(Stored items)
----------
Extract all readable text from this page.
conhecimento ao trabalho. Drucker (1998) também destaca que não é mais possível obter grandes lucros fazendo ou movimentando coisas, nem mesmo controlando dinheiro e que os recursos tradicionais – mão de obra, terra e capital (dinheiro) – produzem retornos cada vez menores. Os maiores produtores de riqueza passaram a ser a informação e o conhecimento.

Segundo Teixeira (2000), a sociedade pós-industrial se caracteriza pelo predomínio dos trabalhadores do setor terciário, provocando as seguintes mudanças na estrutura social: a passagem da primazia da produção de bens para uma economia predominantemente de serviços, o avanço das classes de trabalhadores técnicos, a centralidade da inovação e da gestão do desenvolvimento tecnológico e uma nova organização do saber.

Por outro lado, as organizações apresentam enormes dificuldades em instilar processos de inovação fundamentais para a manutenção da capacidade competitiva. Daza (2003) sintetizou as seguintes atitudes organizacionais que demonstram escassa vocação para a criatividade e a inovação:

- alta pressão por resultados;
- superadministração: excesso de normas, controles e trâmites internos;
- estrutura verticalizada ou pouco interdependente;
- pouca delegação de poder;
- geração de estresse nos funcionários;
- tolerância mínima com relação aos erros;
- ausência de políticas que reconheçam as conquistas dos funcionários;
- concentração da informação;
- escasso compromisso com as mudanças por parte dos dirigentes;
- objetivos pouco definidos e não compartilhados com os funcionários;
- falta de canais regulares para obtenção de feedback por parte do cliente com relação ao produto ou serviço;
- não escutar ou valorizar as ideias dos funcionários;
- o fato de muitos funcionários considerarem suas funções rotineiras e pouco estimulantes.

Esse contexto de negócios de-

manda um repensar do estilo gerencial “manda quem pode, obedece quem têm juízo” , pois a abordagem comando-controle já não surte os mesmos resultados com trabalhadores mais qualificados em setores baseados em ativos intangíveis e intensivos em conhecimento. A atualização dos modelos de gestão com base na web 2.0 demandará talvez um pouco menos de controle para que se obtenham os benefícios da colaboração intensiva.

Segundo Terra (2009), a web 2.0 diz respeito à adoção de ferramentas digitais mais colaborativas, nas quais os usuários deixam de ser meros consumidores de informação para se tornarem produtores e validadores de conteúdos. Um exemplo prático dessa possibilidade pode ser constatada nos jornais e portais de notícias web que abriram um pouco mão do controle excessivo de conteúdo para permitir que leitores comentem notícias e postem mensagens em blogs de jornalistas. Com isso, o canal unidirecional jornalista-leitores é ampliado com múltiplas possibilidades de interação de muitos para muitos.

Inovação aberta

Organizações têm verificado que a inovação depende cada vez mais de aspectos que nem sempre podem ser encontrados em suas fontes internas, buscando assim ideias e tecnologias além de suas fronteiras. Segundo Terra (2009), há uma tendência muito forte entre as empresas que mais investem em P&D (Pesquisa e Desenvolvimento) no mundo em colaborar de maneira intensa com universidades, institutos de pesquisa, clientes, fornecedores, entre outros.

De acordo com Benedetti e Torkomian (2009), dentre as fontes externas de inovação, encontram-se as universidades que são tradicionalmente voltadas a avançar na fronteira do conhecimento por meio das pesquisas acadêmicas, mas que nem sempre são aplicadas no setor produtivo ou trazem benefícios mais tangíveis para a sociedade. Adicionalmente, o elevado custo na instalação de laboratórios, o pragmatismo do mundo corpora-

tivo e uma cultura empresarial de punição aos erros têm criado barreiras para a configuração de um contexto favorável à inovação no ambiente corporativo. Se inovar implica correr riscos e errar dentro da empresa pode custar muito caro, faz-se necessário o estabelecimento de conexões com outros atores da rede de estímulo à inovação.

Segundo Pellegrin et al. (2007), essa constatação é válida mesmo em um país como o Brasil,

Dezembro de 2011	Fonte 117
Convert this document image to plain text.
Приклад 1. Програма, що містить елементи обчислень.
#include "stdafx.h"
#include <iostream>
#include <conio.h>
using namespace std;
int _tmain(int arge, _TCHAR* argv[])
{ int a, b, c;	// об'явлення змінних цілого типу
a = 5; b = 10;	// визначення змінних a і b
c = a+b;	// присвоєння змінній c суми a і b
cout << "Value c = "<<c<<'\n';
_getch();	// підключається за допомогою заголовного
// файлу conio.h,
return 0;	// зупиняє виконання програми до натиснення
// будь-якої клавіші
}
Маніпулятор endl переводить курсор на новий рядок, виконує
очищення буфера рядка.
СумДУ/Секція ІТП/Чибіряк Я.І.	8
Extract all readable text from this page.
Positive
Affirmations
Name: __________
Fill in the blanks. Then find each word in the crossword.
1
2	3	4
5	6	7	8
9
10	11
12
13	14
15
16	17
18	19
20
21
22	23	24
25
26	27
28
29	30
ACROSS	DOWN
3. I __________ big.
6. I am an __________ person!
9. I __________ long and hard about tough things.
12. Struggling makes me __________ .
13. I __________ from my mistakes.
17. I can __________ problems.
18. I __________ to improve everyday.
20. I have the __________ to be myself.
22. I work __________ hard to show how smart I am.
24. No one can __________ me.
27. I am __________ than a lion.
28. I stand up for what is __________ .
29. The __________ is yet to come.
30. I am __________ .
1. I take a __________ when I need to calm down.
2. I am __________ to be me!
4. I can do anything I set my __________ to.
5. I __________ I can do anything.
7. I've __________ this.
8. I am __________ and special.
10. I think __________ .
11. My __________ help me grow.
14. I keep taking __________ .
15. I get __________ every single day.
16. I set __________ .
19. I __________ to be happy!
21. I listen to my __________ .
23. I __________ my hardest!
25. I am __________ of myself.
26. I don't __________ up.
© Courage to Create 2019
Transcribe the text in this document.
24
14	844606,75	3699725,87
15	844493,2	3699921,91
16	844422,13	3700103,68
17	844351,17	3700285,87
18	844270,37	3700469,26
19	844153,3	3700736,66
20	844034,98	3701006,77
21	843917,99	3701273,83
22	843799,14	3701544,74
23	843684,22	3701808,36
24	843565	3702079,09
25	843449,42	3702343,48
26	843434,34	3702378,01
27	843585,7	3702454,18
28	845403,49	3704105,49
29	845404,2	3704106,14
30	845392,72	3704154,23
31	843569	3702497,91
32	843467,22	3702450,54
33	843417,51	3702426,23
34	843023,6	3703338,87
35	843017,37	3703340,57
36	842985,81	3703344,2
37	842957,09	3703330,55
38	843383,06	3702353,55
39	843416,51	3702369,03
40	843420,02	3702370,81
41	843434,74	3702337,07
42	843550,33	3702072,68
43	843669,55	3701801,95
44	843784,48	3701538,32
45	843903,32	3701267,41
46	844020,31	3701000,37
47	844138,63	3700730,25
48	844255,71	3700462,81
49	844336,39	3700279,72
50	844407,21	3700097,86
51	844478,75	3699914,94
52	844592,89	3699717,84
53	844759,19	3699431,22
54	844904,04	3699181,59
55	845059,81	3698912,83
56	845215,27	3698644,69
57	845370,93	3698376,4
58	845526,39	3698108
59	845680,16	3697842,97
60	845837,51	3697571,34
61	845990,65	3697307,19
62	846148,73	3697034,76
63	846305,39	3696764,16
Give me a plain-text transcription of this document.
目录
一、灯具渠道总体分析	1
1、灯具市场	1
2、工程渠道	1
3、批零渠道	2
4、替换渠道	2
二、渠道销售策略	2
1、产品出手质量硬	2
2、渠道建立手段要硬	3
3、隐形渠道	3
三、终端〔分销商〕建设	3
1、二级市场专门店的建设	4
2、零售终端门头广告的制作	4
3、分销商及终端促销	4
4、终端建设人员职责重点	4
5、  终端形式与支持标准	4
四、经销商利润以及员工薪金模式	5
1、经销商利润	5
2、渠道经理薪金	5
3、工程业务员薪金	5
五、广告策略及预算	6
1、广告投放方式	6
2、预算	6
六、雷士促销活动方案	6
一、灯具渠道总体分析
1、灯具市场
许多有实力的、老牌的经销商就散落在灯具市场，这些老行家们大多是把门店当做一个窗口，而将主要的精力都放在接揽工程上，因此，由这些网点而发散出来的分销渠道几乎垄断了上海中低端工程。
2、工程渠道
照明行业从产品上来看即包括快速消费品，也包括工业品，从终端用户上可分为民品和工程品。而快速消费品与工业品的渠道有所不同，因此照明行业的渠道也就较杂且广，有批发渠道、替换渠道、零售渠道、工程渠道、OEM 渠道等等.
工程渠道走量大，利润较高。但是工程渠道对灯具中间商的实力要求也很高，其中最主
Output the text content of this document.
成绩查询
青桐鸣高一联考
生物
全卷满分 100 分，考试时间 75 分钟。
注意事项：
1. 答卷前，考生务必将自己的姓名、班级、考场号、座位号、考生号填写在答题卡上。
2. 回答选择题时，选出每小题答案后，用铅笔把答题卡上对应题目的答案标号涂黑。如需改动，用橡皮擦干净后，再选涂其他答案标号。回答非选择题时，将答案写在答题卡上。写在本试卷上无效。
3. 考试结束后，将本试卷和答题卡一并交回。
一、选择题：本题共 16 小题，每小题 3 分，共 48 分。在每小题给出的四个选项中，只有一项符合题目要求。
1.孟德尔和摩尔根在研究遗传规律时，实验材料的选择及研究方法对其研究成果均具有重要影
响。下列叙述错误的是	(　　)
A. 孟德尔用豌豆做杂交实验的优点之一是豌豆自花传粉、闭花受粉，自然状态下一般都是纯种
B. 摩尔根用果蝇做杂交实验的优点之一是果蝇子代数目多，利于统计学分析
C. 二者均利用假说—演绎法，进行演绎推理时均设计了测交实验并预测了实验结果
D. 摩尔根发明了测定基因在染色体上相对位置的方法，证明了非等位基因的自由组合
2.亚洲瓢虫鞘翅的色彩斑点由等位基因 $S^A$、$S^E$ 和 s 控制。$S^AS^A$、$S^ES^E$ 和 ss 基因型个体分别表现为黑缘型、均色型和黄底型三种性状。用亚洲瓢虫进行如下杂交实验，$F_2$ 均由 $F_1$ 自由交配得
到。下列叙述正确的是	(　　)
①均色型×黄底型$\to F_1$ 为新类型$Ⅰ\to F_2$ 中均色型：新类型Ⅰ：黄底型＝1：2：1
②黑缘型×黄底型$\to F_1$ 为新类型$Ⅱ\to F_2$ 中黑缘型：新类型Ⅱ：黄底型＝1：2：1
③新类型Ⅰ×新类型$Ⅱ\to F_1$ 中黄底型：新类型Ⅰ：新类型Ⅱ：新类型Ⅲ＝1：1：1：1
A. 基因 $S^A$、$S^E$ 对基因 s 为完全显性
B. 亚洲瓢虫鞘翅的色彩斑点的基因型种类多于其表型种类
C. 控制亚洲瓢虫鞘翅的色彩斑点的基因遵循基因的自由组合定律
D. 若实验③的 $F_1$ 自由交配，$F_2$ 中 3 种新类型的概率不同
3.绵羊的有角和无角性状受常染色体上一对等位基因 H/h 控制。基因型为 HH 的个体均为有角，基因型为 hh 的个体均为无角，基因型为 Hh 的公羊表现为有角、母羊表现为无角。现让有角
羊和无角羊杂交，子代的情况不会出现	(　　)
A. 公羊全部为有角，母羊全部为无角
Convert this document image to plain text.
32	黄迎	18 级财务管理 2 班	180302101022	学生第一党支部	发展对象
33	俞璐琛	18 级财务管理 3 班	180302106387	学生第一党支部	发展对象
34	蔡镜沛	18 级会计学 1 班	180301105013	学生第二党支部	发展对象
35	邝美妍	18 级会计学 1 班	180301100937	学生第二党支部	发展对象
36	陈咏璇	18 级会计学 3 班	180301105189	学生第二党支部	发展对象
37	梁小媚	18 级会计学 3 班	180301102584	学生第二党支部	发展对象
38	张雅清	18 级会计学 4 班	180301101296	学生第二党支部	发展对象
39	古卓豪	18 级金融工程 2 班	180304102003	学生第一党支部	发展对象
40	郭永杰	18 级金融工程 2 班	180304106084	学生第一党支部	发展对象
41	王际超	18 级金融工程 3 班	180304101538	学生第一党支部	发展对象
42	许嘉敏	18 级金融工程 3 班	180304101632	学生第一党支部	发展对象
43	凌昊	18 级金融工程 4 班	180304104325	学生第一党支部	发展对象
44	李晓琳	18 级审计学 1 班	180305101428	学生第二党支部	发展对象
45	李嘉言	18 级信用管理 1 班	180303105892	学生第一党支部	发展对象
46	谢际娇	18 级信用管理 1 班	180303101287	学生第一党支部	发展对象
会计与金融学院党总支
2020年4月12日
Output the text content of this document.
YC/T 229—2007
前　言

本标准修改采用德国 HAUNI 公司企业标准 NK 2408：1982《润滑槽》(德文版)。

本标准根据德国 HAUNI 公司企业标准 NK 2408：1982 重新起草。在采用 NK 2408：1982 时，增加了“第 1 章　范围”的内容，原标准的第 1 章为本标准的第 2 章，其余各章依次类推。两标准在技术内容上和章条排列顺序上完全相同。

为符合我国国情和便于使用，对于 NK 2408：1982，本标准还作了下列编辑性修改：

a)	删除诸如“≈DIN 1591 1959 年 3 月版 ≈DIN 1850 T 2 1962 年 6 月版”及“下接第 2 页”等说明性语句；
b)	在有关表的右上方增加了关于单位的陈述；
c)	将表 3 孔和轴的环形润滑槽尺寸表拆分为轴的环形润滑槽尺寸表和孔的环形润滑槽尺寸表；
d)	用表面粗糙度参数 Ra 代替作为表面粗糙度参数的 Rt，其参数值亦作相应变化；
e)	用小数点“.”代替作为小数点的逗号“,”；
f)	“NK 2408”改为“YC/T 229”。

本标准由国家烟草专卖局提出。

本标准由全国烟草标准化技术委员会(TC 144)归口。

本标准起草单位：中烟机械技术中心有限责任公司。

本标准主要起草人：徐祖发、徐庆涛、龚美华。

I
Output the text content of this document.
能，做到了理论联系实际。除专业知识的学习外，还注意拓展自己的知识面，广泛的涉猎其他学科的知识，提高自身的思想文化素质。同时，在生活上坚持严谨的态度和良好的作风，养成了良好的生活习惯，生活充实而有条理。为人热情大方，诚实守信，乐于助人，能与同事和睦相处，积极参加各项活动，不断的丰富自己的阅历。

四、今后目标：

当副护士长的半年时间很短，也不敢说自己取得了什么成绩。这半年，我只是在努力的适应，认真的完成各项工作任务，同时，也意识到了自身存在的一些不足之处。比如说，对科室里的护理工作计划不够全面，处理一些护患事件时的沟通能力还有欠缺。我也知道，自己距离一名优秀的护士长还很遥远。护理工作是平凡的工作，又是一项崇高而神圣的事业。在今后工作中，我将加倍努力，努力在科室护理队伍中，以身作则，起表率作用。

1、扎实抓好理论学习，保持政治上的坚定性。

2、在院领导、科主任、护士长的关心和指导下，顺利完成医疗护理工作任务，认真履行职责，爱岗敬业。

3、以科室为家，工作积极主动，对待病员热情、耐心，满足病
----------
Return each line among the entries that holds the word "为新类型".

①均色型×黄底型$\to F_1$ 为新类型$Ⅰ\to F_2$ 中均色型：新类型Ⅰ：黄底型＝1：2：1
②黑缘型×黄底型$\to F_1$ 为新类型$Ⅱ\to F_2$ 中黑缘型：新类型Ⅱ：黄底型＝1：2：1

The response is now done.